> _Work to do_:
Track down every line below that holds "They" and copy it.

Extracted data entries:
>> Start
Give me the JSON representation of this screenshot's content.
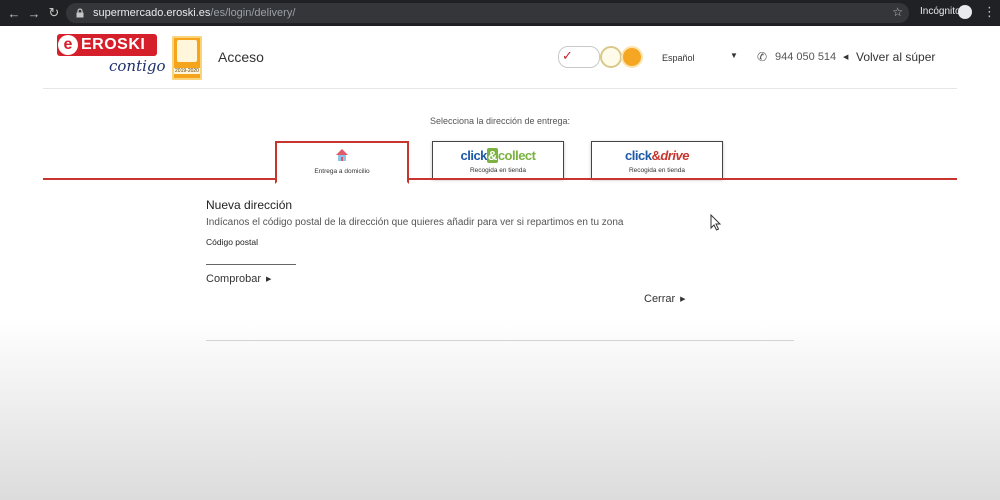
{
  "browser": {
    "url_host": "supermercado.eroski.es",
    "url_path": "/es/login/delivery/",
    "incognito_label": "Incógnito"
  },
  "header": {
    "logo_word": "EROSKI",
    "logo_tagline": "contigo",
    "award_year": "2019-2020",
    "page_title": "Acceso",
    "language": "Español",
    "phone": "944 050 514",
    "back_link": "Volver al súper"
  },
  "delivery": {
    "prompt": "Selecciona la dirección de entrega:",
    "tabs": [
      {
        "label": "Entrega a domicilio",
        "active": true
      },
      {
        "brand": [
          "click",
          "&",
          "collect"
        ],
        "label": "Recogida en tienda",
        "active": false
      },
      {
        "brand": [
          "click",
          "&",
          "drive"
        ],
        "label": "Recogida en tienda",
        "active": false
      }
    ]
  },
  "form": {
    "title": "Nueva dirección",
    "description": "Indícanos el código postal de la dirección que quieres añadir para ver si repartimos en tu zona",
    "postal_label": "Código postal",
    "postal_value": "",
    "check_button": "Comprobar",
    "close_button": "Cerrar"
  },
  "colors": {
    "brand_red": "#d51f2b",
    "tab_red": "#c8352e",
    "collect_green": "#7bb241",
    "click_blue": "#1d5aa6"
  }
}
>> End
>> Start
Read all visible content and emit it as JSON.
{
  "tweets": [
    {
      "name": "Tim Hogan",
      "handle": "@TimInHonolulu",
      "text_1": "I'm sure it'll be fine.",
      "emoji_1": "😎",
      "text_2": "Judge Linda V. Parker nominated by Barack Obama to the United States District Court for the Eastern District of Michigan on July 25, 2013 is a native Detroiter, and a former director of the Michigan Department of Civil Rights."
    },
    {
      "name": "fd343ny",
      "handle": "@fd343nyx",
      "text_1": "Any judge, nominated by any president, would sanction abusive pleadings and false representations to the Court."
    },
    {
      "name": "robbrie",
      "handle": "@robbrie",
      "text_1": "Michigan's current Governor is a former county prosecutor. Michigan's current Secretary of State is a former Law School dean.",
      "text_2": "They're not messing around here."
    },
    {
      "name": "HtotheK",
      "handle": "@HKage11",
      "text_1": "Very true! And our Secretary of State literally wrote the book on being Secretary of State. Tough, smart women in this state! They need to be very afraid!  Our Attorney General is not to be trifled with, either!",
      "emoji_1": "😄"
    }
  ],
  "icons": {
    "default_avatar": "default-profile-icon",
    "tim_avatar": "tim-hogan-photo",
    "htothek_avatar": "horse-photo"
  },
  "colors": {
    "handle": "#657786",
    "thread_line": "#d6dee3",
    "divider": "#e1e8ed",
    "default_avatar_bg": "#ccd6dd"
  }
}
>> End
> _Expected answer_:
      "text_2": "They're not messing around here."
      "text_1": "Very true! And our Secretary of State literally wrote the book on being Secretary of State. Tough, smart women in this state! They need to be very afraid!  Our Attorney General is not to be trifled with, either!",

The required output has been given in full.